Given exercise: Which lines below hold the word "привлечении"? Copy all of them.

Data entries:
▬▬▬▬▬▬▬▬▬▬
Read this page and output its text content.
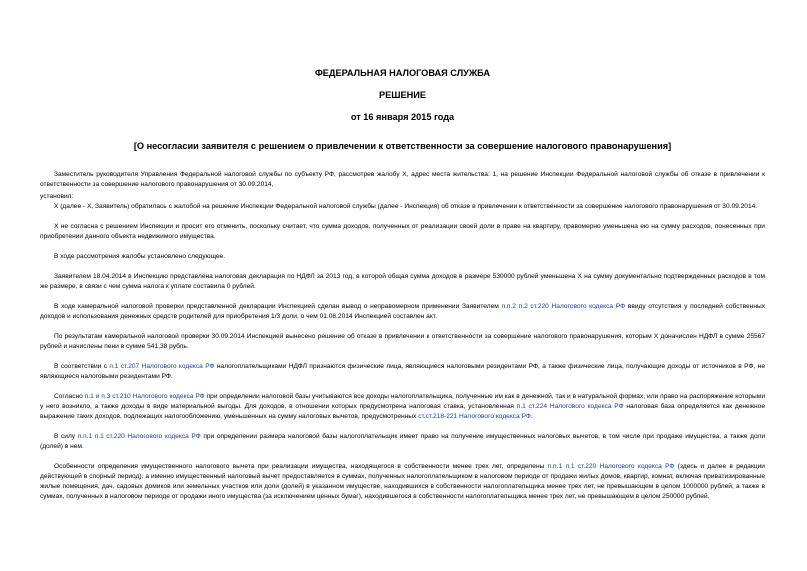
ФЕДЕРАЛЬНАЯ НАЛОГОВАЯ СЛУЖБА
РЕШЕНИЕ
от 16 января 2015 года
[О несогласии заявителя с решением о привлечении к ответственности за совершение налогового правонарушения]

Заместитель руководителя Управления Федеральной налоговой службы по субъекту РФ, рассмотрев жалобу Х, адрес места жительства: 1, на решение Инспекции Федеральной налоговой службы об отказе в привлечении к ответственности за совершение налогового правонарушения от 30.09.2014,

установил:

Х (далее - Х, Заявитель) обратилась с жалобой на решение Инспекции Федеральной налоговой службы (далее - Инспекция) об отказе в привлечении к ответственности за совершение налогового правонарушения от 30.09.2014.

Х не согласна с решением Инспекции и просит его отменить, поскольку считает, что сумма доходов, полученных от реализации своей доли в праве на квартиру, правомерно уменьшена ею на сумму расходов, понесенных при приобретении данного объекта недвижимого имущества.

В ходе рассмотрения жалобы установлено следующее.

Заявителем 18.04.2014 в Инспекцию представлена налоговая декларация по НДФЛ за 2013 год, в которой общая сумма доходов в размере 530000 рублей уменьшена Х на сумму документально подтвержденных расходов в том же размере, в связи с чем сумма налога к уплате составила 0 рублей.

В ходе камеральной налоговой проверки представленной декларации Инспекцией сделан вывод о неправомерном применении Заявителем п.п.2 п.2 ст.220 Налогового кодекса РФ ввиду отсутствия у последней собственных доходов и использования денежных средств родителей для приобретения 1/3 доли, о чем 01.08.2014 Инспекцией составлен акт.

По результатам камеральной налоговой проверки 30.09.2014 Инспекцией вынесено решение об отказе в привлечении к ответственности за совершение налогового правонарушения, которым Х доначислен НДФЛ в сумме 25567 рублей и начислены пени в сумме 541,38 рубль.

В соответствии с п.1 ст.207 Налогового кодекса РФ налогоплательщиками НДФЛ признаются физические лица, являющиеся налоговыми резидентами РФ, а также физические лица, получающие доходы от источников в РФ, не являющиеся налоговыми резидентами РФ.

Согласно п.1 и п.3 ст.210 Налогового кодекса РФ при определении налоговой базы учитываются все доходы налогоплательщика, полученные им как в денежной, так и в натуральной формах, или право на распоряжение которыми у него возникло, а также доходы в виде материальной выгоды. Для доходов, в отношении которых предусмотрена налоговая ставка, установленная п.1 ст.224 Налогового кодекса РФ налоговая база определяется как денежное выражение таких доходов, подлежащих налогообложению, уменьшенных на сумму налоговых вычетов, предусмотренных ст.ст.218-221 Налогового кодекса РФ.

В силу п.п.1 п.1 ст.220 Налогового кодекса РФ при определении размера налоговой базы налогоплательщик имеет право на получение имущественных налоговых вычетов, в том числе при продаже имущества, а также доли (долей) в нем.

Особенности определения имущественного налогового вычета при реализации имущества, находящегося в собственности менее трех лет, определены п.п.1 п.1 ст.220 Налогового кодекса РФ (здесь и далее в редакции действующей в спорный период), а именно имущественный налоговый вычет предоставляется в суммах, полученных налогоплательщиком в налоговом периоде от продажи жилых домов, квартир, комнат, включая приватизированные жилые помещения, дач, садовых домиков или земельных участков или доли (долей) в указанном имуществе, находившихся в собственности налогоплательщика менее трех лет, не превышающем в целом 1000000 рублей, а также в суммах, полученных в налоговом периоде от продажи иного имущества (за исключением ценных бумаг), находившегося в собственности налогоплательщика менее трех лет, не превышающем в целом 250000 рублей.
▬▬▬▬▬▬▬▬▬▬
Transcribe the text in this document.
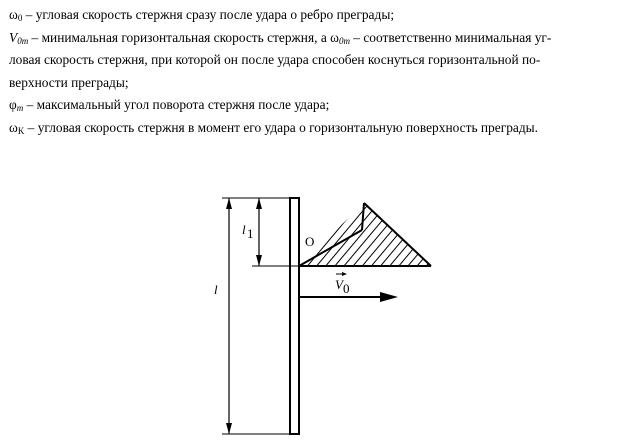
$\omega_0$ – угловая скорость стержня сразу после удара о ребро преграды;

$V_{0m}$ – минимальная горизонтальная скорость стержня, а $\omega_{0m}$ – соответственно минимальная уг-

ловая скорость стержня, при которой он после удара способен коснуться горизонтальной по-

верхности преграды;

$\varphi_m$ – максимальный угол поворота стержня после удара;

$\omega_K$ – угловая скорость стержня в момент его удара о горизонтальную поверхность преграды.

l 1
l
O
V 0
▬▬▬▬▬▬▬▬▬▬
Correct response:
[О несогласии заявителя с решением о привлечении к ответственности за совершение налогового правонарушения]
Заместитель руководителя Управления Федеральной налоговой службы по субъекту РФ, рассмотрев жалобу Х, адрес места жительства: 1, на решение Инспекции Федеральной налоговой службы об отказе в привлечении к ответственности за совершение налогового правонарушения от 30.09.2014,
Х (далее - Х, Заявитель) обратилась с жалобой на решение Инспекции Федеральной налоговой службы (далее - Инспекция) об отказе в привлечении к ответственности за совершение налогового правонарушения от 30.09.2014.
По результатам камеральной налоговой проверки 30.09.2014 Инспекцией вынесено решение об отказе в привлечении к ответственности за совершение налогового правонарушения, которым Х доначислен НДФЛ в сумме 25567 рублей и начислены пени в сумме 541,38 рубль.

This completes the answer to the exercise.